◆ TASK DIRECTIONS: For the records below, give the count of lines holding the word "Kohli" and nothing more.

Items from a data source
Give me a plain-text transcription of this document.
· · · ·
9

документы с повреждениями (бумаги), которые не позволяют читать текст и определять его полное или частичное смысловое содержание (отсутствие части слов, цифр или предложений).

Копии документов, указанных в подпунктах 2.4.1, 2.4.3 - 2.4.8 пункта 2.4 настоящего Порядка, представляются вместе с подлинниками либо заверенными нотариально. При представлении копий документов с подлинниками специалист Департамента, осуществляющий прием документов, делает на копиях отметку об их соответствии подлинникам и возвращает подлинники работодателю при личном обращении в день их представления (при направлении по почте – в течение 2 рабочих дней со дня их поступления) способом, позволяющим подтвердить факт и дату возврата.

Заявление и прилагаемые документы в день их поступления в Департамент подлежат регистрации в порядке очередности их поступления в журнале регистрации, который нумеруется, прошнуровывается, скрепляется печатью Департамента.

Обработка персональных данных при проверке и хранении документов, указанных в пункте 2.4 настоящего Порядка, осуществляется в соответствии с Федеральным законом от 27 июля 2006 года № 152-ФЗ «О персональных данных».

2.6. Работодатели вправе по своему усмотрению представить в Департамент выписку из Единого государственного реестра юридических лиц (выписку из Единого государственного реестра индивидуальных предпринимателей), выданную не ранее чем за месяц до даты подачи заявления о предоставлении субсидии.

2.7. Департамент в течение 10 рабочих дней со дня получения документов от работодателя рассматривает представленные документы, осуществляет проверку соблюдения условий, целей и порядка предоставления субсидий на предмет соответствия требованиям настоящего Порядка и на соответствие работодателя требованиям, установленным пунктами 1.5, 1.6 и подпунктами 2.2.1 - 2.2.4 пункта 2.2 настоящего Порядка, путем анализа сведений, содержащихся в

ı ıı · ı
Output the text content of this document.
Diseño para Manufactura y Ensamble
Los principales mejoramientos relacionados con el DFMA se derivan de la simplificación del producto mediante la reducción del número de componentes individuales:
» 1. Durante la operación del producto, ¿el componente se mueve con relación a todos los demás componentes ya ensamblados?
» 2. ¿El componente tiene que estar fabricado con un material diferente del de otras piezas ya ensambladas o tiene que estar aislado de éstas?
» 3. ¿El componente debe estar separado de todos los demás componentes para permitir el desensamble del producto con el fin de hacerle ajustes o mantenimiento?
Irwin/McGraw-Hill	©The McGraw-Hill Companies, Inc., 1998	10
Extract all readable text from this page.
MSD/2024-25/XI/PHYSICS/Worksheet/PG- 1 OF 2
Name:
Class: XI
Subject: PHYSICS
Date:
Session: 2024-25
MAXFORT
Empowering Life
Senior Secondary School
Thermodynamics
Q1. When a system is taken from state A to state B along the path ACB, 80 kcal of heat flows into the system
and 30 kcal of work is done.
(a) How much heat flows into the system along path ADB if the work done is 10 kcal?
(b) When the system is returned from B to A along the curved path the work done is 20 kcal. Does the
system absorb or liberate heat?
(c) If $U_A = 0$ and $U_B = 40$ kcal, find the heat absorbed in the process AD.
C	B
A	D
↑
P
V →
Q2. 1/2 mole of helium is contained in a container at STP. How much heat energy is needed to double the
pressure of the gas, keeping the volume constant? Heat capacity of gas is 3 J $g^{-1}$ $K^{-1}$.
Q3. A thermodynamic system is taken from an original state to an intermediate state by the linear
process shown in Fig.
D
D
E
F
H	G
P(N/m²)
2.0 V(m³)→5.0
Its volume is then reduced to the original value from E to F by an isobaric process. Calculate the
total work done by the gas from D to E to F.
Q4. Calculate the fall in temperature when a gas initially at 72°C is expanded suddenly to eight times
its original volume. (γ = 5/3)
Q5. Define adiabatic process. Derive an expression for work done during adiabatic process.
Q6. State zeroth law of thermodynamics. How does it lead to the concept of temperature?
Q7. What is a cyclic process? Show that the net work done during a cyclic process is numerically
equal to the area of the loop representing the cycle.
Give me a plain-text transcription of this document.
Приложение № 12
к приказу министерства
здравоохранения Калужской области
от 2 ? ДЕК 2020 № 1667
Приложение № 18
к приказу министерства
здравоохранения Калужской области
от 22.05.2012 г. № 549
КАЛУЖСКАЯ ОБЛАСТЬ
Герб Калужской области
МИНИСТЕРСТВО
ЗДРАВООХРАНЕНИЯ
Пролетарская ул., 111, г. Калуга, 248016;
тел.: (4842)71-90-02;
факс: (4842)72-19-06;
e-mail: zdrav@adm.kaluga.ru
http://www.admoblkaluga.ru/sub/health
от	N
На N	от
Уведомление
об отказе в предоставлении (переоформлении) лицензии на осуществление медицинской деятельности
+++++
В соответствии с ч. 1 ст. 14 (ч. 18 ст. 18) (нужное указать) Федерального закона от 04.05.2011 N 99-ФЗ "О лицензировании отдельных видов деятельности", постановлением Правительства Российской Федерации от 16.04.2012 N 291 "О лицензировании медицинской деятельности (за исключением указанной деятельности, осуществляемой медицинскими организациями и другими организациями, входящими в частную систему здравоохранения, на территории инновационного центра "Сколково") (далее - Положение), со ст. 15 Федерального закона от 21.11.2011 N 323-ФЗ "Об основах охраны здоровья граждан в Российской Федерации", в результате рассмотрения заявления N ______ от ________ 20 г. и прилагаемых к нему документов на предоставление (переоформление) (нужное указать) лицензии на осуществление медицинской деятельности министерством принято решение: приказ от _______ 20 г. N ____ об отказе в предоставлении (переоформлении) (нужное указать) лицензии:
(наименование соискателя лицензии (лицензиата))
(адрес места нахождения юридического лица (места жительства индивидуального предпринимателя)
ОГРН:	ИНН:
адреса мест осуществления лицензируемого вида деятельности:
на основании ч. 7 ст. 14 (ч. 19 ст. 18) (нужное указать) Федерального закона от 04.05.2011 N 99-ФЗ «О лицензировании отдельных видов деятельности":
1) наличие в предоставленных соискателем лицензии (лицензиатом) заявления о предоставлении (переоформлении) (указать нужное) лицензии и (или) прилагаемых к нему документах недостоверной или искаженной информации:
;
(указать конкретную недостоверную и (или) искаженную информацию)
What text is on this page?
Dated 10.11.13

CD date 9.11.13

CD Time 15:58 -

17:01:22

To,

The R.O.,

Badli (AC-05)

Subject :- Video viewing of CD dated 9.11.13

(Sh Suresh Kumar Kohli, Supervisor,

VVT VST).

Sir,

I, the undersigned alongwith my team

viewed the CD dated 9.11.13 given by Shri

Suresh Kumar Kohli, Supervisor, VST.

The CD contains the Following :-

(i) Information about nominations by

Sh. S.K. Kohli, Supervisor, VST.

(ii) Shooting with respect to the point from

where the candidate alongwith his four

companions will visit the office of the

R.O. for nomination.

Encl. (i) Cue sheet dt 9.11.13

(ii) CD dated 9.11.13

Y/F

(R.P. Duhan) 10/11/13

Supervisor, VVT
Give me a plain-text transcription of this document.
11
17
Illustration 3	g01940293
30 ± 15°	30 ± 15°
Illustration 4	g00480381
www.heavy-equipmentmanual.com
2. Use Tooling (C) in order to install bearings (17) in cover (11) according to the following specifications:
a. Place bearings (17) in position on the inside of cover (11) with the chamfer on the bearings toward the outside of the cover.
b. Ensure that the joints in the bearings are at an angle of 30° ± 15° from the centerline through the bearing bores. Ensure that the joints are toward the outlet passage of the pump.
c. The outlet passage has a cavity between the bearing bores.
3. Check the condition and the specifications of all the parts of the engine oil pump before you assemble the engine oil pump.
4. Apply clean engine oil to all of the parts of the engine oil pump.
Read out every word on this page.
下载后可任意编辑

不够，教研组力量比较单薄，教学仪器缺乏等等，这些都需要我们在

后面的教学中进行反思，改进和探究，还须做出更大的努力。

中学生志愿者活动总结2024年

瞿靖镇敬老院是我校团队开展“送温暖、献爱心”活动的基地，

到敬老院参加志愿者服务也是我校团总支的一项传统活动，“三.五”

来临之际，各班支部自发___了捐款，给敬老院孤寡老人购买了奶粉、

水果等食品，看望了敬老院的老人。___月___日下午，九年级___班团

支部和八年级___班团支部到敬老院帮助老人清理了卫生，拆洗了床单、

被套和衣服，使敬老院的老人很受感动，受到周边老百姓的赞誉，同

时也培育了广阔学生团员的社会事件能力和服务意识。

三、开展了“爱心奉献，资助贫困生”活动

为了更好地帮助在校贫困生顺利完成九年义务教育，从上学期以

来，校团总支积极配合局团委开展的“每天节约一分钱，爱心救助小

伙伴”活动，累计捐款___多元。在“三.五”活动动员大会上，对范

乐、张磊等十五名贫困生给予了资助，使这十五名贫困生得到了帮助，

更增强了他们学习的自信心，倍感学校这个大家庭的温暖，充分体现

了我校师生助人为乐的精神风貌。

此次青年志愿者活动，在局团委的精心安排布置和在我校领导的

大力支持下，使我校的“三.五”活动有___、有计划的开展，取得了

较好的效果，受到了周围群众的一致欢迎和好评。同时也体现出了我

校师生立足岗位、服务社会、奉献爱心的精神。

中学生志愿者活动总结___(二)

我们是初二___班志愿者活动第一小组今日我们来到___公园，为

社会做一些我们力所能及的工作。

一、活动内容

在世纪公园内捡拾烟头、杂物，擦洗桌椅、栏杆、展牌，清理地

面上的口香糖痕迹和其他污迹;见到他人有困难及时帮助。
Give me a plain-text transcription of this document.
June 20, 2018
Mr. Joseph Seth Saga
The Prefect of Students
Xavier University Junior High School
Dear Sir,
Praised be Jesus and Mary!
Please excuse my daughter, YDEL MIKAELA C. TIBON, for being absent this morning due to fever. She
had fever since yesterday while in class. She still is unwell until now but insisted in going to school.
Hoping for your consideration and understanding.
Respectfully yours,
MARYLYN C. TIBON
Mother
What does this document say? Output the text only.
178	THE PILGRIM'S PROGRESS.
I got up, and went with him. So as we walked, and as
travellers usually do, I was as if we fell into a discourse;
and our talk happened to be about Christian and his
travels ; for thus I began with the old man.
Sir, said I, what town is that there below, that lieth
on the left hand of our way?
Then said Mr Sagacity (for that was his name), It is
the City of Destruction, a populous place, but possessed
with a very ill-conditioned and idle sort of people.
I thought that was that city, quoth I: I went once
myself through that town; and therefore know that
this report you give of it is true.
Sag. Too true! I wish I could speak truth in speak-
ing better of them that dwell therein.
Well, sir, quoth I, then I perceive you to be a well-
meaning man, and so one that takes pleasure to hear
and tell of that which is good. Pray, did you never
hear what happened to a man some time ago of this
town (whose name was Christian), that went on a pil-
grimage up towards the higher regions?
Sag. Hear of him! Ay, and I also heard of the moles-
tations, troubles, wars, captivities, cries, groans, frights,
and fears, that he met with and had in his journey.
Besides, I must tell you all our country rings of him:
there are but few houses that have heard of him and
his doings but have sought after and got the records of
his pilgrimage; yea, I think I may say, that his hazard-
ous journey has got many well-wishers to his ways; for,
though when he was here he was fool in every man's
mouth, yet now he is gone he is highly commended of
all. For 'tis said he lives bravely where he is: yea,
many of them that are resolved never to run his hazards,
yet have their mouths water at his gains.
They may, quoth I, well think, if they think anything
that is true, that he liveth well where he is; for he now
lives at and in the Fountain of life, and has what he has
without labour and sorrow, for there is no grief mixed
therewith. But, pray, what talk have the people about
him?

◆ THE COMPLETED TASK: 3